> Listing:
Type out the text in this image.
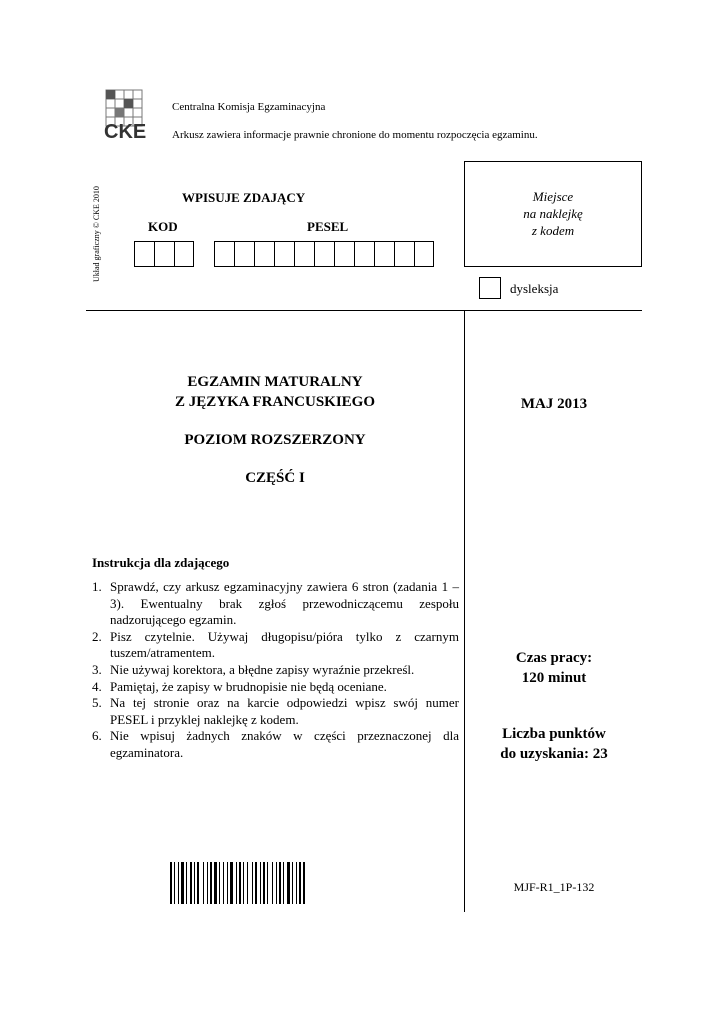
CKE
Centralna Komisja Egzaminacyjna
Arkusz zawiera informacje prawnie chronione do momentu rozpoczęcia egzaminu.
Układ graficzny © CKE 2010	WPISUJE ZDAJĄCY
KOD	PESEL
Miejsce
na naklejkę
z kodem
dysleksja
EGZAMIN MATURALNY
Z JĘZYKA FRANCUSKIEGO
POZIOM ROZSZERZONY
CZĘŚĆ I
MAJ 2013
Instrukcja dla zdającego
1. Sprawdź, czy arkusz egzaminacyjny zawiera 6 stron (zadania 1 – 3). Ewentualny brak zgłoś przewodniczącemu zespołu nadzorującego egzamin.
2. Pisz czytelnie. Używaj długopisu/pióra tylko z czarnym tuszem/atramentem.
3. Nie używaj korektora, a błędne zapisy wyraźnie przekreśl.
4. Pamiętaj, że zapisy w brudnopisie nie będą oceniane.
5. Na tej stronie oraz na karcie odpowiedzi wpisz swój numer PESEL i przyklej naklejkę z kodem.
6. Nie wpisuj żadnych znaków w części przeznaczonej dla egzaminatora.
Czas pracy:
120 minut
Liczba punktów
do uzyskania: 23
MJF-R1_1P-132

> What you need to do: Search the lines for the string "kodem" and copy every line that has it.

> Exercise answer:
z kodem
5. Na tej stronie oraz na karcie odpowiedzi wpisz swój numer PESEL i przyklej naklejkę z kodem.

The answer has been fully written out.